● What to do
Check each line of the listing for the word "externa" and report how many lines contain it, giving nothing but the number.

● Material provided

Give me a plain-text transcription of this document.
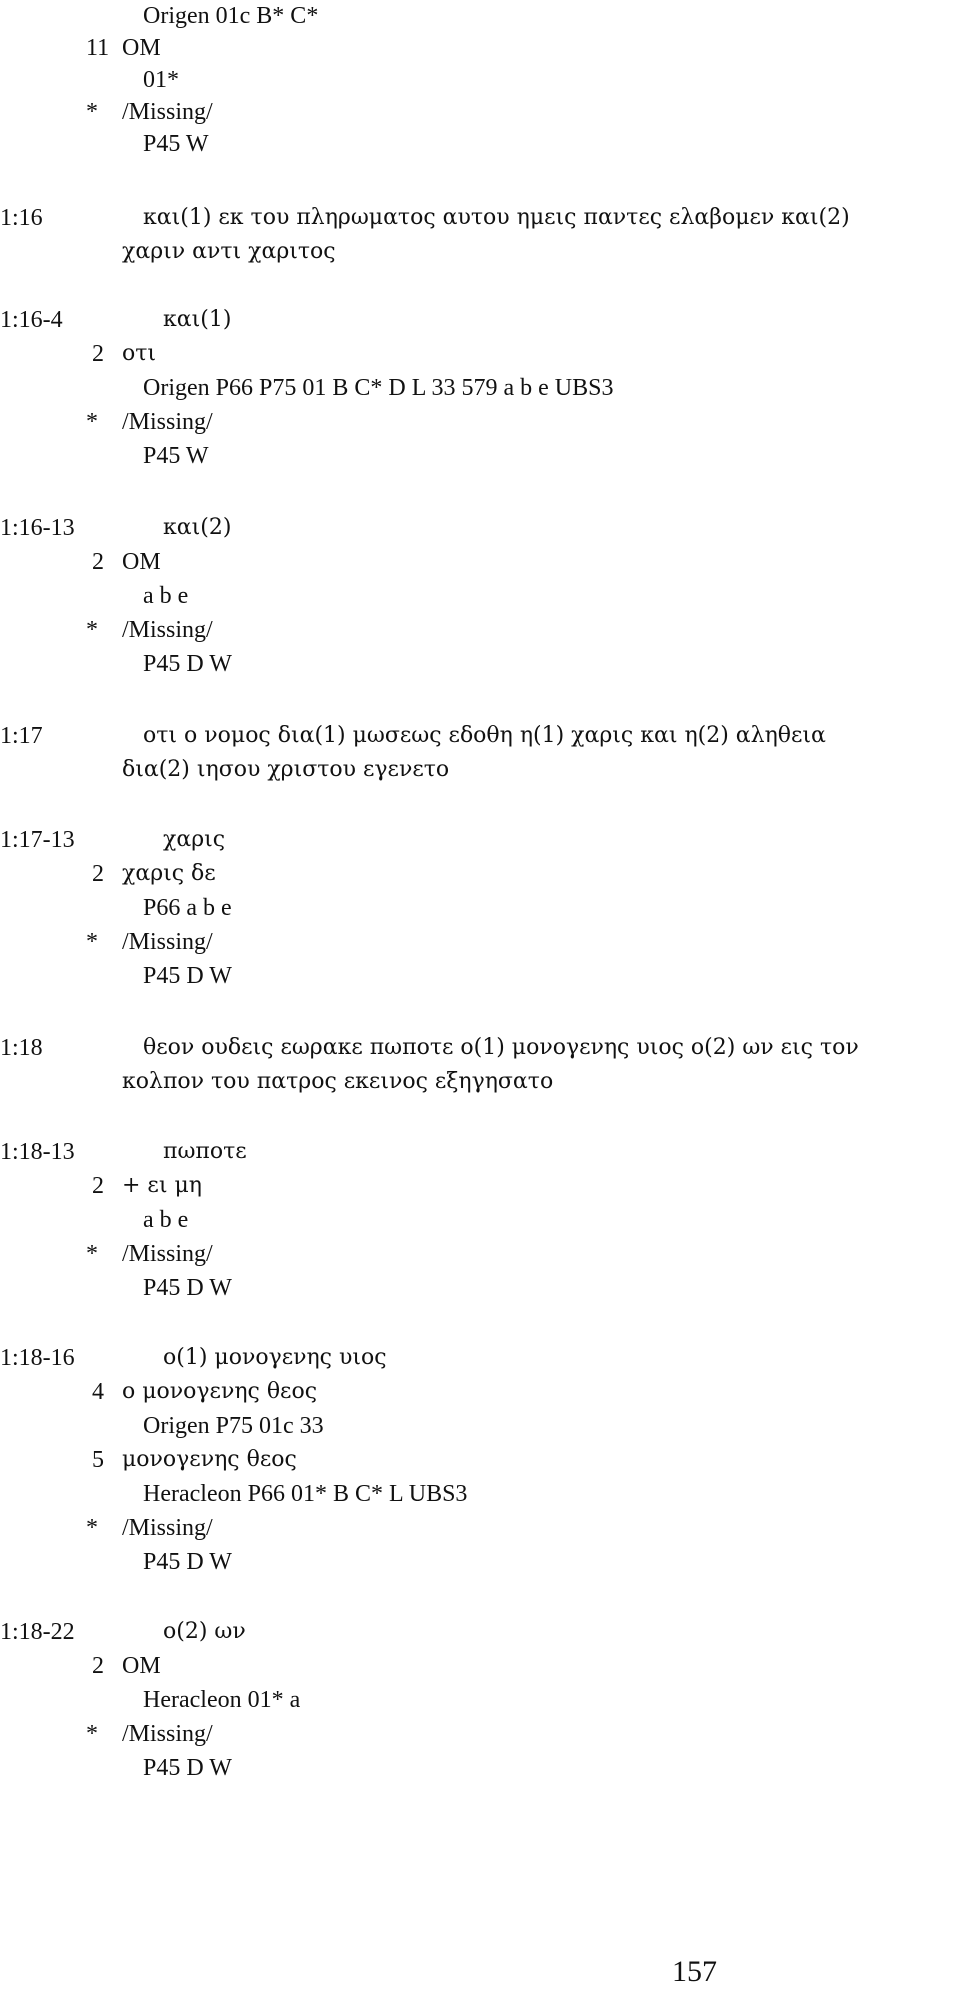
Origen 01c B* C*
11 OM
01*
* /Missing/
P45 W
1:16	και(1) εκ του πληρωματος αυτου ημεις παντες ελαβομεν και(2)
χαριν αντι χαριτος
1:16-4	και(1)
2 οτι
Origen P66 P75 01 B C* D L 33 579 a b e UBS3
* /Missing/
P45 W
1:16-13	και(2)
2 OM
a b e
* /Missing/
P45 D W
1:17	οτι ο νομος δια(1) μωσεως εδοθη η(1) χαρις και η(2) αληθεια
δια(2) ιησου χριστου εγενετο
1:17-13	χαρις
2 χαρις δε
P66 a b e
* /Missing/
P45 D W
1:18	θεον ουδεις εωρακε πωποτε ο(1) μονογενης υιος ο(2) ων εις τον
κολπον του πατρος εκεινος εξηγησατο
1:18-13	πωποτε
2 + ει μη
a b e
* /Missing/
P45 D W
1:18-16	ο(1) μονογενης υιος
4 ο μονογενης θεος
Origen P75 01c 33
5 μονογενης θεος
Heracleon P66 01* B C* L UBS3
* /Missing/
P45 D W
1:18-22	ο(2) ων
2 OM
Heracleon 01* a
* /Missing/
P45 D W
157
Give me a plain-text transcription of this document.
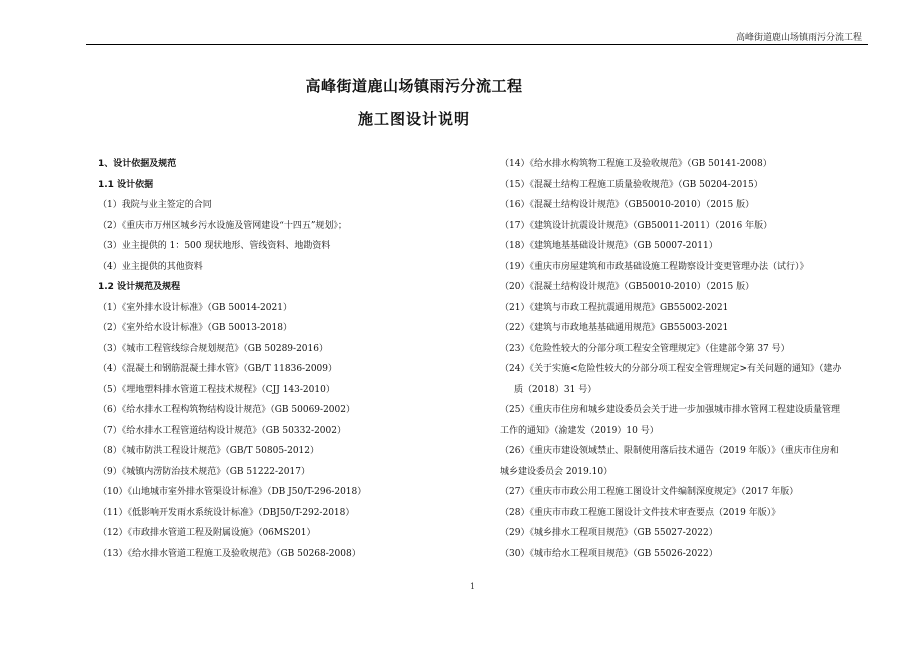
高峰街道鹿山场镇雨污分流工程
高峰街道鹿山场镇雨污分流工程
施工图设计说明
1、设计依据及规范
1.1 设计依据
（1）我院与业主签定的合同
（2）《重庆市万州区城乡污水设施及管网建设“十四五”规划》；
（3）业主提供的 1：500 现状地形、管线资料、地勘资料
（4）业主提供的其他资料
1.2 设计规范及规程
（1）《室外排水设计标准》（GB 50014-2021）
（2）《室外给水设计标准》（GB 50013-2018）
（3）《城市工程管线综合规划规范》（GB 50289-2016）
（4）《混凝土和钢筋混凝土排水管》（GB/T 11836-2009）
（5）《埋地塑料排水管道工程技术规程》（CJJ 143-2010）
（6）《给水排水工程构筑物结构设计规范》（GB 50069-2002）
（7）《给水排水工程管道结构设计规范》（GB 50332-2002）
（8）《城市防洪工程设计规范》（GB/T 50805-2012）
（9）《城镇内涝防治技术规范》（GB 51222-2017）
（10）《山地城市室外排水管渠设计标准》（DB J50/T-296-2018）
（11）《低影响开发雨水系统设计标准》（DBJ50/T-292-2018）
（12）《市政排水管道工程及附属设施》（06MS201）
（13）《给水排水管道工程施工及验收规范》（GB 50268-2008）
（14）《给水排水构筑物工程施工及验收规范》（GB 50141-2008）
（15）《混凝土结构工程施工质量验收规范》（GB 50204-2015）
（16）《混凝土结构设计规范》（GB50010-2010）（2015 版）
（17）《建筑设计抗震设计规范》（GB50011-2011）（2016 年版）
（18）《建筑地基基础设计规范》（GB 50007-2011）
（19）《重庆市房屋建筑和市政基础设施工程勘察设计变更管理办法（试行）》
（20）《混凝土结构设计规范》（GB50010-2010）（2015 版）
（21）《建筑与市政工程抗震通用规范》GB55002-2021
（22）《建筑与市政地基基础通用规范》GB55003-2021
（23）《危险性较大的分部分项工程安全管理规定》（住建部令第 37 号）
（24）《关于实施<危险性较大的分部分项工程安全管理规定>有关问题的通知》（建办
质（2018）31 号）
（25）《重庆市住房和城乡建设委员会关于进一步加强城市排水管网工程建设质量管理
工作的通知》（渝建发（2019）10 号）
（26）《重庆市建设领域禁止、限制使用落后技术通告（2019 年版）》（重庆市住房和
城乡建设委员会 2019.10）
（27）《重庆市市政公用工程施工图设计文件编制深度规定》（2017 年版）
（28）《重庆市市政工程施工图设计文件技术审查要点（2019 年版）》
（29）《城乡排水工程项目规范》（GB 55027-2022）
（30）《城市给水工程项目规范》（GB 55026-2022）
1
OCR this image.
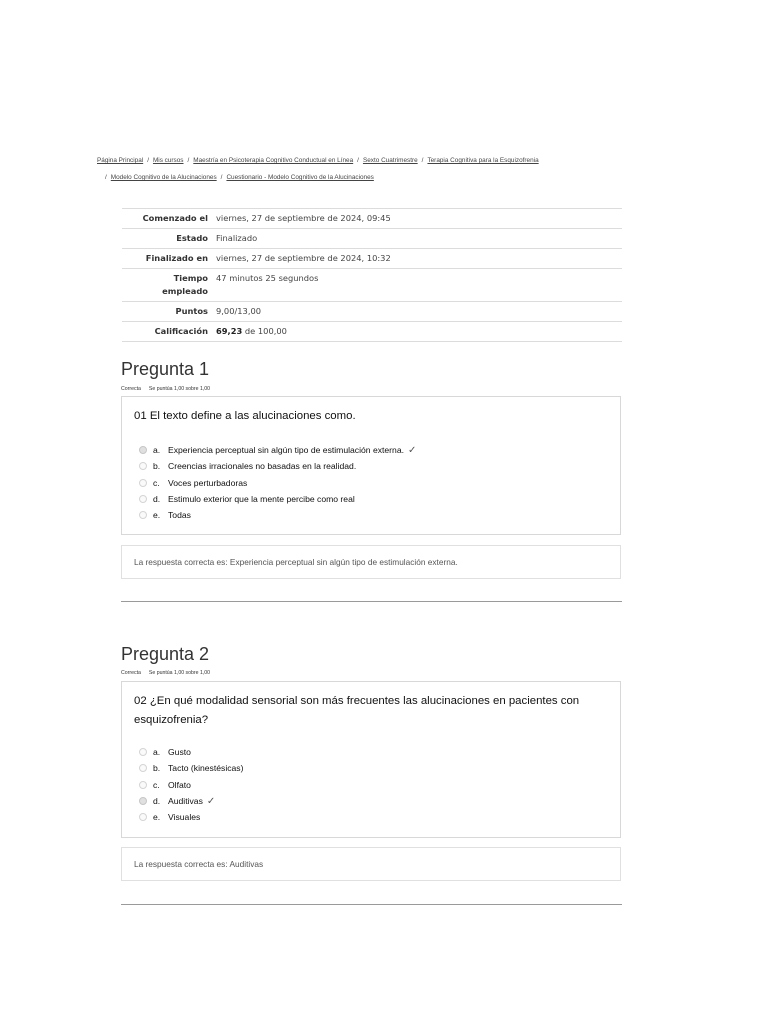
Página Principal / Mis cursos / Maestría en Psicoterapia Cognitivo Conductual en Línea / Sexto Cuatrimestre / Terapia Cognitiva para la Esquizofrenia
/ Modelo Cognitivo de la Alucinaciones / Cuestionario - Modelo Cognitivo de la Alucinaciones
Comenzado el	viernes, 27 de septiembre de 2024, 09:45
Estado	Finalizado
Finalizado en	viernes, 27 de septiembre de 2024, 10:32
Tiempo
empleado	47 minutos 25 segundos
Puntos	9,00/13,00
Calificación	69,23 de 100,00
Pregunta 1
Correcta Se puntúa 1,00 sobre 1,00
01 El texto define a las alucinaciones como.
a. Experiencia perceptual sin algún tipo de estimulación externa. ✓
b. Creencias irracionales no basadas en la realidad.
c. Voces perturbadoras
d. Estimulo exterior que la mente percibe como real
e. Todas
La respuesta correcta es: Experiencia perceptual sin algún tipo de estimulación externa.
Pregunta 2
Correcta Se puntúa 1,00 sobre 1,00
02 ¿En qué modalidad sensorial son más frecuentes las alucinaciones en pacientes con esquizofrenia?
a. Gusto
b. Tacto (kinestésicas)
c. Olfato
d. Auditivas ✓
e. Visuales
La respuesta correcta es: Auditivas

● Solution for this exercise
2